→ Set exercise
Pictures do not belong in the copy; transcribe everything else in the records exactly.

→ Stored entries
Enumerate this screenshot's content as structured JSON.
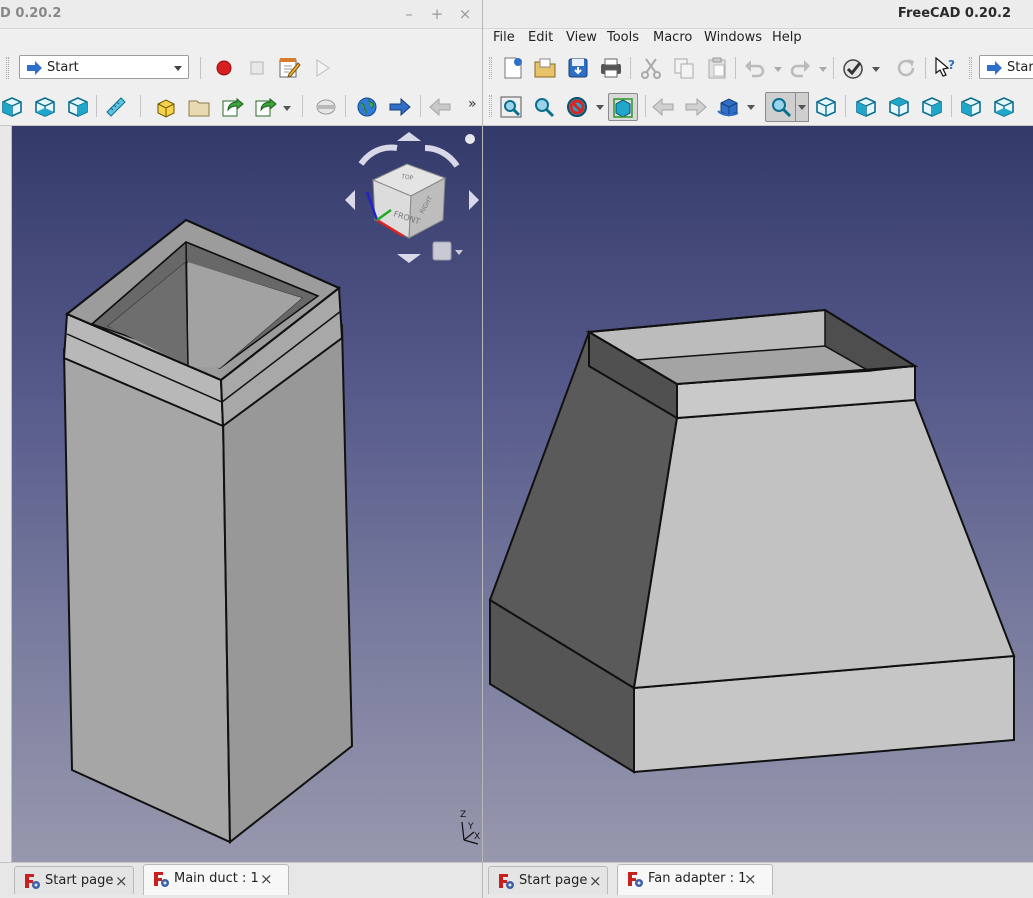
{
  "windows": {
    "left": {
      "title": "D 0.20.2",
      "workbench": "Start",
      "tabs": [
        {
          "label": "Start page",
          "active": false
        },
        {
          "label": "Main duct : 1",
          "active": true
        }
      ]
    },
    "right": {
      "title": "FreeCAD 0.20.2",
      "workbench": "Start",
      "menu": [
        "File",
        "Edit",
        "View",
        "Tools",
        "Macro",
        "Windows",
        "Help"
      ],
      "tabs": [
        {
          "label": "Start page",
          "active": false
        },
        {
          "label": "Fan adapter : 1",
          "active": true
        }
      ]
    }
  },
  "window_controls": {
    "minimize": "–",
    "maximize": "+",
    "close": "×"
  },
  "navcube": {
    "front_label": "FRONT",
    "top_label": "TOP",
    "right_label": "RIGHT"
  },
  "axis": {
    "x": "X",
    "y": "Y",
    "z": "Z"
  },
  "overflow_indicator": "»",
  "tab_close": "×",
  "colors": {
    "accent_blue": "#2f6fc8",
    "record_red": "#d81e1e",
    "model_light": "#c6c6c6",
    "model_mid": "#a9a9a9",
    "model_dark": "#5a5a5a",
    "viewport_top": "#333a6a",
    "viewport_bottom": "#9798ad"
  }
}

→ Exercise output
Enumerate this screenshot's content as structured JSON.
{
  "windows": {
    "left": {
      "title": "D 0.20.2",
      "workbench": "Start",
      "tabs": [
        {
          "label": "Start page",
          "active": false
        },
        {
          "label": "Main duct : 1",
          "active": true
        }
      ]
    },
    "right": {
      "title": "FreeCAD 0.20.2",
      "workbench": "Start",
      "menu": [
        "File",
        "Edit",
        "View",
        "Tools",
        "Macro",
        "Windows",
        "Help"
      ],
      "tabs": [
        {
          "label": "Start page",
          "active": false
        },
        {
          "label": "Fan adapter : 1",
          "active": true
        }
      ]
    }
  },
  "window_controls": {
    "minimize": "–",
    "maximize": "+",
    "close": "×"
  },
  "navcube": {
    "front_label": "FRONT",
    "top_label": "TOP",
    "right_label": "RIGHT"
  },
  "axis": {
    "x": "X",
    "y": "Y",
    "z": "Z"
  },
  "overflow_indicator": "»",
  "tab_close": "×",
  "colors": {
    "accent_blue": "#2f6fc8",
    "record_red": "#d81e1e",
    "model_light": "#c6c6c6",
    "model_mid": "#a9a9a9",
    "model_dark": "#5a5a5a",
    "viewport_top": "#333a6a",
    "viewport_bottom": "#9798ad"
  }
}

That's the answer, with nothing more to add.